*TASK DESCRIPTION:* Everything from the line containing "What data populates" to the final line of the records below should be given again exactly, and nothing else.

*GIVEN DATA:*
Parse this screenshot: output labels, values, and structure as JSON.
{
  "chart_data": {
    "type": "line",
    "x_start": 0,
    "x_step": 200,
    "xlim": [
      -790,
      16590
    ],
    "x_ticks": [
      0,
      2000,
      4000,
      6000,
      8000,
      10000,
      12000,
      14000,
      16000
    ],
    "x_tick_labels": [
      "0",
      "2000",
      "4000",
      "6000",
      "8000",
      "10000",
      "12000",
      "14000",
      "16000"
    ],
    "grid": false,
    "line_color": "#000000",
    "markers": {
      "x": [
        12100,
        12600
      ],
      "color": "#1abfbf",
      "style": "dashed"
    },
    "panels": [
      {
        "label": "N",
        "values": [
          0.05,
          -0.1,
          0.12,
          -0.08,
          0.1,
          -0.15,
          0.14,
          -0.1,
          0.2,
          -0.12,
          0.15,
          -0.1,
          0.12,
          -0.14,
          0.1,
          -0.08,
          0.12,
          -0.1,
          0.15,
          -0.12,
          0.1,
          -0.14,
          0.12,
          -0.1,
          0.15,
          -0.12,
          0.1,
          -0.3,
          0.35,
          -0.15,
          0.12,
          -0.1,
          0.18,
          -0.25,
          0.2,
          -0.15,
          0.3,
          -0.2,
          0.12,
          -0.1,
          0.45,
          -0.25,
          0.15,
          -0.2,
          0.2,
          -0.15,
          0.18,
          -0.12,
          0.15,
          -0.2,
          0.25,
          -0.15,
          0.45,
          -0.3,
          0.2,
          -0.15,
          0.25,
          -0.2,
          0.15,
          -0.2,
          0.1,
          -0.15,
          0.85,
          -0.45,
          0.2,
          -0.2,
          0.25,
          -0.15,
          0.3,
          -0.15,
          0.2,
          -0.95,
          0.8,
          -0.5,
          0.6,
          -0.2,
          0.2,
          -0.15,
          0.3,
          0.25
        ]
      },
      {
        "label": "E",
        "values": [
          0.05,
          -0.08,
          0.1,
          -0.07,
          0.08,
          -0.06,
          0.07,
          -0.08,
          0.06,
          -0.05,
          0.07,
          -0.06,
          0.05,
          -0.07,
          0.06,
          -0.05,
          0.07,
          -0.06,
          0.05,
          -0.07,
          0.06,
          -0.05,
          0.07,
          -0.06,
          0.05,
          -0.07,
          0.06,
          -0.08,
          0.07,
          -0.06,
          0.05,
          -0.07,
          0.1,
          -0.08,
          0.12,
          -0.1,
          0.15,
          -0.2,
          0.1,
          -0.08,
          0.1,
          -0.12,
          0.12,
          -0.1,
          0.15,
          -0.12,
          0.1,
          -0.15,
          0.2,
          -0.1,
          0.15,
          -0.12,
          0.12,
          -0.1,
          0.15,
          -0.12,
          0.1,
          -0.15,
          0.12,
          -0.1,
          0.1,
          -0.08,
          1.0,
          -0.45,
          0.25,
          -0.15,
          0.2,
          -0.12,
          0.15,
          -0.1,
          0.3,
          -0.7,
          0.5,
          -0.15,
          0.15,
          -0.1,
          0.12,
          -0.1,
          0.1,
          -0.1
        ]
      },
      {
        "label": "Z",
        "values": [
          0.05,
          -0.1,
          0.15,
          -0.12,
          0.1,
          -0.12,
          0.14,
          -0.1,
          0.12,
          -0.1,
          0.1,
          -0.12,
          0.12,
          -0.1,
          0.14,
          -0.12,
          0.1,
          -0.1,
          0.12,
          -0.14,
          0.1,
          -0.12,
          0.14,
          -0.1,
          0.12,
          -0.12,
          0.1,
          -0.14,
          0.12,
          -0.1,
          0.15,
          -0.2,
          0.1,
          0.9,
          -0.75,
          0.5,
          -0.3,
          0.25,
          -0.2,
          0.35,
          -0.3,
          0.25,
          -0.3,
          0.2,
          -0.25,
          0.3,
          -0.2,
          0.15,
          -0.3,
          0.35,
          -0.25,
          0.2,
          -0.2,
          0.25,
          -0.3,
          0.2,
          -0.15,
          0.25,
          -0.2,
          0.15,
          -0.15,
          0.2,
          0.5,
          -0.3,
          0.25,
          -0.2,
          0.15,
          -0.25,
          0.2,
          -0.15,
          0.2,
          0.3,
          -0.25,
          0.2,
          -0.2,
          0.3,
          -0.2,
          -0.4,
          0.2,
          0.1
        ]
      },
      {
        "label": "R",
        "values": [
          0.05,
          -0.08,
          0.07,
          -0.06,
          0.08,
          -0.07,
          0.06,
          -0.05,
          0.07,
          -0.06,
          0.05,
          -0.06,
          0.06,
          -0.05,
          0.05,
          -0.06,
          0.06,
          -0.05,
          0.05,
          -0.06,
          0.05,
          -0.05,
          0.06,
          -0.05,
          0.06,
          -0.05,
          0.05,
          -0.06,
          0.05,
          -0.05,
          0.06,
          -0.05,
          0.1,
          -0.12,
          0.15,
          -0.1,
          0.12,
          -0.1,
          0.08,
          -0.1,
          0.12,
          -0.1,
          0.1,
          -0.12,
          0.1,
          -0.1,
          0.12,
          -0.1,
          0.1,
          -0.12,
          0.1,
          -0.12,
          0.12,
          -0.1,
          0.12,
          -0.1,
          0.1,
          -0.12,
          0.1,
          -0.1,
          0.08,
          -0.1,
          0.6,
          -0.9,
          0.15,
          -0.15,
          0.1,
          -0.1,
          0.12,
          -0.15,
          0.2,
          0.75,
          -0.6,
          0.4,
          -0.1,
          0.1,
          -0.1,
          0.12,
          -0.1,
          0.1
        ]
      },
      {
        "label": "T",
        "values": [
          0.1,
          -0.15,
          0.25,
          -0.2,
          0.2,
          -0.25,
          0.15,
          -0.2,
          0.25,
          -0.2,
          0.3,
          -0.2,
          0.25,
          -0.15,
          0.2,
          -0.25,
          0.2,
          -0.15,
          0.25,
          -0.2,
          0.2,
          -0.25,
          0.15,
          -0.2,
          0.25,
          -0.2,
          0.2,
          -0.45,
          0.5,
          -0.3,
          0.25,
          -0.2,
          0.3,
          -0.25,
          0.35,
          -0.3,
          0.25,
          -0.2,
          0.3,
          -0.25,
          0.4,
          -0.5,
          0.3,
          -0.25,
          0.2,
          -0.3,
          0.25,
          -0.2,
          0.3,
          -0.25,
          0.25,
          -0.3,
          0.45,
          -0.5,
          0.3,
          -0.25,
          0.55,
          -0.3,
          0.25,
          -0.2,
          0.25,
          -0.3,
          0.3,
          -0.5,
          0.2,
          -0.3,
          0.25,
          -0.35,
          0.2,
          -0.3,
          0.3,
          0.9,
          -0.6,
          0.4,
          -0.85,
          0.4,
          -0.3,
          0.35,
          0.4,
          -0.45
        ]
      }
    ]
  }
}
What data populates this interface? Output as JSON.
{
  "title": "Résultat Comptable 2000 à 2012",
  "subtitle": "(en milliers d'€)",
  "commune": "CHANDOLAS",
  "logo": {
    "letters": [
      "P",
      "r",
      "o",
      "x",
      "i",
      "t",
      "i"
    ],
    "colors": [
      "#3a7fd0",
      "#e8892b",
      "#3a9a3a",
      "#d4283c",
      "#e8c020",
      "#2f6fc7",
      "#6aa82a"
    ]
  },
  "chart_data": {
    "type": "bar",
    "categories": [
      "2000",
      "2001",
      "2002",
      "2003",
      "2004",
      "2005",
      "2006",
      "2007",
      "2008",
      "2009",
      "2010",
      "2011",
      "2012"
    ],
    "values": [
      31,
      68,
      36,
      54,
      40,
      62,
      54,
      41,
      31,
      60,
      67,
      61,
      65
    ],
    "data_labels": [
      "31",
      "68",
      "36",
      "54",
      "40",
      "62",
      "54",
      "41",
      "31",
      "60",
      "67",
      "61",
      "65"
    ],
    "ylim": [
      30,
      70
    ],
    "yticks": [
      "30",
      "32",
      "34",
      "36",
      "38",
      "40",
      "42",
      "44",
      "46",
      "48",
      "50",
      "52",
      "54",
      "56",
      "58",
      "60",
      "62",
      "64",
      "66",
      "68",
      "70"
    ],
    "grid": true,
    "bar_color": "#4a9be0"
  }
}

*SOLUTION TO THIS PROBLEM:*
What data populates this interface? Output as JSON.
{
  "title": "Résultat Comptable 2000 à 2012",
  "subtitle": "(en milliers d'€)",
  "commune": "CHANDOLAS",
  "logo": {
    "letters": [
      "P",
      "r",
      "o",
      "x",
      "i",
      "t",
      "i"
    ],
    "colors": [
      "#3a7fd0",
      "#e8892b",
      "#3a9a3a",
      "#d4283c",
      "#e8c020",
      "#2f6fc7",
      "#6aa82a"
    ]
  },
  "chart_data": {
    "type": "bar",
    "categories": [
      "2000",
      "2001",
      "2002",
      "2003",
      "2004",
      "2005",
      "2006",
      "2007",
      "2008",
      "2009",
      "2010",
      "2011",
      "2012"
    ],
    "values": [
      31,
      68,
      36,
      54,
      40,
      62,
      54,
      41,
      31,
      60,
      67,
      61,
      65
    ],
    "data_labels": [
      "31",
      "68",
      "36",
      "54",
      "40",
      "62",
      "54",
      "41",
      "31",
      "60",
      "67",
      "61",
      "65"
    ],
    "ylim": [
      30,
      70
    ],
    "yticks": [
      "30",
      "32",
      "34",
      "36",
      "38",
      "40",
      "42",
      "44",
      "46",
      "48",
      "50",
      "52",
      "54",
      "56",
      "58",
      "60",
      "62",
      "64",
      "66",
      "68",
      "70"
    ],
    "grid": true,
    "bar_color": "#4a9be0"
  }
}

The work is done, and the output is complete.